### WHAT YOU NEED TO DO:
Using the records provided below, locate and copy each line that contains the word "Online".

____

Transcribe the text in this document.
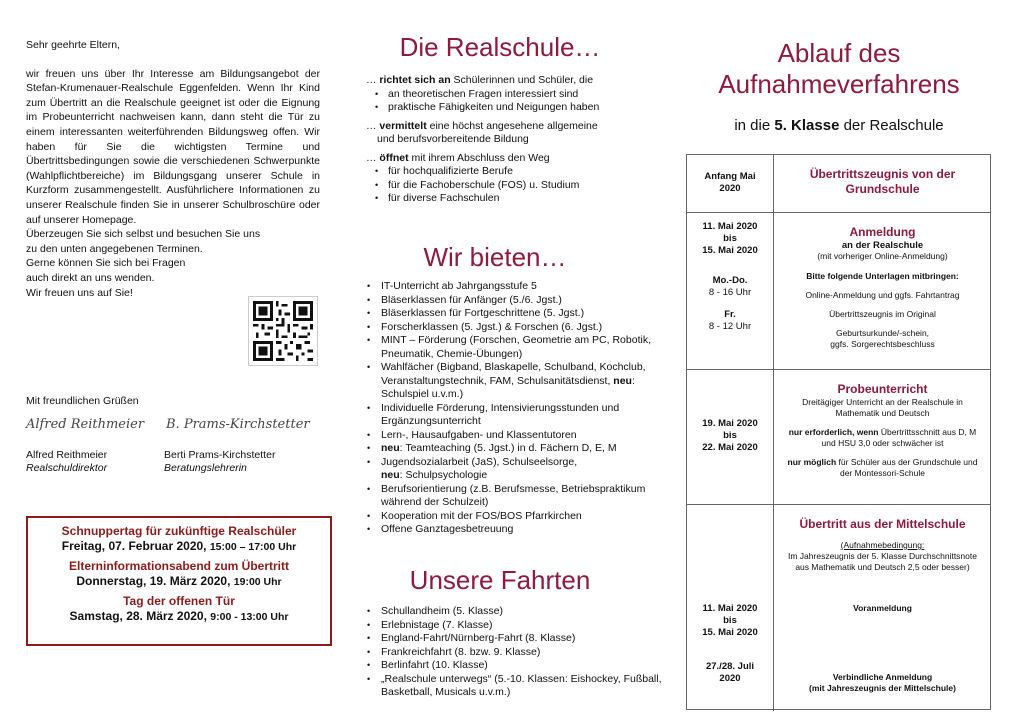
Sehr geehrte Eltern,

wir freuen uns über Ihr Interesse am Bildungsangebot der Stefan-Krumenauer-Realschule Eggenfelden. Wenn Ihr Kind zum Übertritt an die Realschule geeignet ist oder die Eignung im Probeunterricht nachweisen kann, dann steht die Tür zu einem interessanten weiterführenden Bildungsweg offen. Wir haben für Sie die wichtigsten Termine und Übertrittsbedingungen sowie die verschiedenen Schwerpunkte (Wahlpflichtbereiche) im Bildungsgang unserer Schule in Kurzform zusammengestellt. Ausführlichere Informationen zu unserer Realschule finden Sie in unserer Schulbroschüre oder auf unserer Homepage.

Überzeugen Sie sich selbst und besuchen Sie uns
zu den unten angegebenen Terminen.
Gerne können Sie sich bei Fragen
auch direkt an uns wenden.
Wir freuen uns auf Sie!
Mit freundlichen Grüßen
Alfred Reithmeier B. Prams-Kirchstetter
Alfred Reithmeier
Realschuldirektor
Berti Prams-Kirchstetter
Beratungslehrerin
Schnuppertag für zukünftige Realschüler
Freitag, 07. Februar 2020, 15:00 – 17:00 Uhr
Elterninformationsabend zum Übertritt
Donnerstag, 19. März 2020, 19:00 Uhr
Tag der offenen Tür
Samstag, 28. März 2020, 9:00 - 13:00 Uhr
Die Realschule…
… richtet sich an Schülerinnen und Schüler, die
• an theoretischen Fragen interessiert sind
• praktische Fähigkeiten und Neigungen haben
… vermittelt eine höchst angesehene allgemeine
und berufsvorbereitende Bildung
… öffnet mit ihrem Abschluss den Weg
• für hochqualifizierte Berufe
• für die Fachoberschule (FOS) u. Studium
• für diverse Fachschulen
Wir bieten…
• IT-Unterricht ab Jahrgangsstufe 5
• Bläserklassen für Anfänger (5./6. Jgst.)
• Bläserklassen für Fortgeschrittene (5. Jgst.)
• Forscherklassen (5. Jgst.) & Forschen (6. Jgst.)
• MINT – Förderung (Forschen, Geometrie am PC, Robotik, Pneumatik, Chemie-Übungen)
• Wahlfächer (Bigband, Blaskapelle, Schulband, Kochclub, Veranstaltungstechnik, FAM, Schulsanitätsdienst, neu: Schulspiel u.v.m.)
• Individuelle Förderung, Intensivierungsstunden und Ergänzungsunterricht
• Lern-, Hausaufgaben- und Klassentutoren
• neu: Teamteaching (5. Jgst.) in d. Fächern D, E, M
• Jugendsozialarbeit (JaS), Schulseelsorge,
neu: Schulpsychologie
• Berufsorientierung (z.B. Berufsmesse, Betriebspraktikum während der Schulzeit)
• Kooperation mit der FOS/BOS Pfarrkirchen
• Offene Ganztagesbetreuung
Unsere Fahrten
• Schullandheim (5. Klasse)
• Erlebnistage (7. Klasse)
• England-Fahrt/Nürnberg-Fahrt (8. Klasse)
• Frankreichfahrt (8. bzw. 9. Klasse)
• Berlinfahrt (10. Klasse)
• „Realschule unterwegs“ (5.-10. Klassen: Eishockey, Fußball, Basketball, Musicals u.v.m.)
Ablauf des
Aufnahmeverfahrens
in die 5. Klasse der Realschule
Anfang Mai
2020
Übertrittszeugnis von der Grundschule
11. Mai 2020
bis
15. Mai 2020
Mo.-Do.
8 - 16 Uhr
Fr.
8 - 12 Uhr
Anmeldung
an der Realschule
(mit vorheriger Online-Anmeldung)
Bitte folgende Unterlagen mitbringen:
Online-Anmeldung und ggfs. Fahrtantrag
Übertrittszeugnis im Original
Geburtsurkunde/-schein,
ggfs. Sorgerechtsbeschluss
19. Mai 2020
bis
22. Mai 2020
Probeunterricht
Dreitägiger Unterricht an der Realschule in Mathematik und Deutsch
nur erforderlich, wenn Übertrittsschnitt aus D, M und HSU 3,0 oder schwächer ist
nur möglich für Schüler aus der Grundschule und der Montessori-Schule
11. Mai 2020
bis
15. Mai 2020
27./28. Juli
2020
Übertritt aus der Mittelschule
(Aufnahmebedingung:
Im Jahreszeugnis der 5. Klasse Durchschnittsnote aus Mathematik und Deutsch 2,5 oder besser)
Voranmeldung
Verbindliche Anmeldung
(mit Jahreszeugnis der Mittelschule)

____

### THE ANSWER:
(mit vorheriger Online-Anmeldung)
Online-Anmeldung und ggfs. Fahrtantrag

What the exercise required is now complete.